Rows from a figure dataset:
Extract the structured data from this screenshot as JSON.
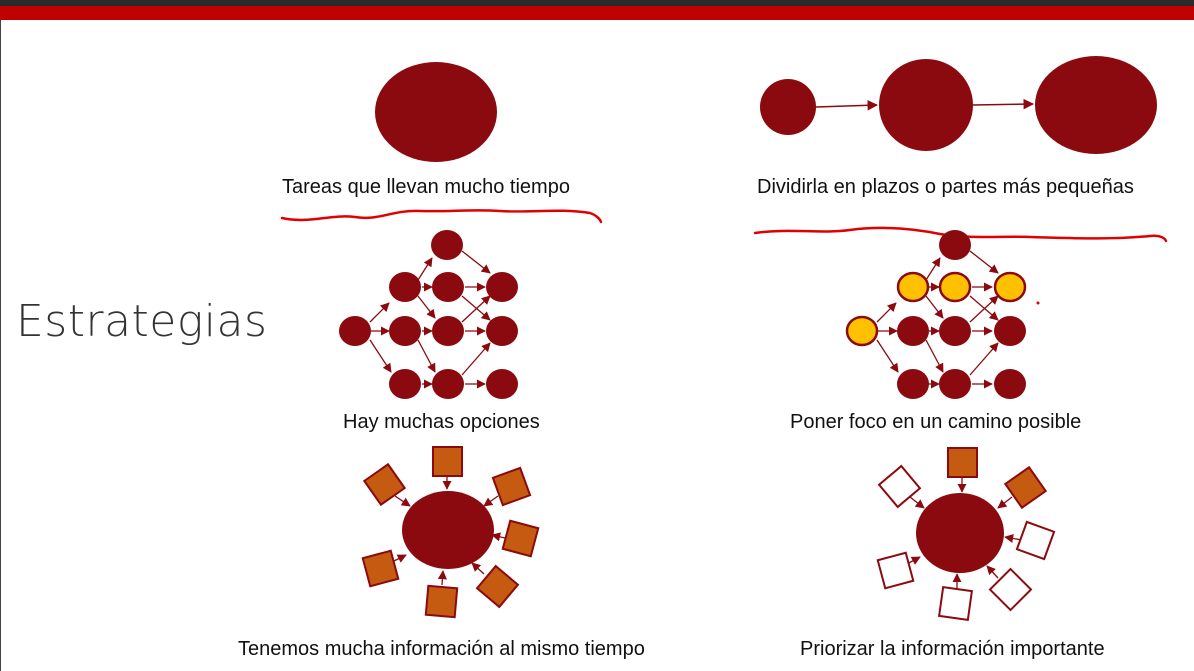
{
  "slide": {
    "title": "Estrategias"
  },
  "captions": {
    "c1": "Tareas que llevan mucho tiempo",
    "c2": "Dividirla en plazos o partes más pequeñas",
    "c3": "Hay muchas opciones",
    "c4": "Poner foco en un camino posible",
    "c5": "Tenemos mucha información al mismo tiempo",
    "c6": "Priorizar la información importante"
  },
  "colors": {
    "accent_red": "#c00000",
    "node_dark_red": "#8b0a10",
    "highlight_yellow": "#ffc000",
    "square_orange": "#c55a11",
    "annotation_red": "#e00000"
  }
}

GOAL OF THE EXERCISE:
Return to the listing above and set it down exactly, leaving out its pictures.

RESPONSE TO THE TASK:
Extract the structured data from this screenshot as JSON.
{
  "slide": {
    "title": "Estrategias"
  },
  "captions": {
    "c1": "Tareas que llevan mucho tiempo",
    "c2": "Dividirla en plazos o partes más pequeñas",
    "c3": "Hay muchas opciones",
    "c4": "Poner foco en un camino posible",
    "c5": "Tenemos mucha información al mismo tiempo",
    "c6": "Priorizar la información importante"
  },
  "colors": {
    "accent_red": "#c00000",
    "node_dark_red": "#8b0a10",
    "highlight_yellow": "#ffc000",
    "square_orange": "#c55a11",
    "annotation_red": "#e00000"
  }
}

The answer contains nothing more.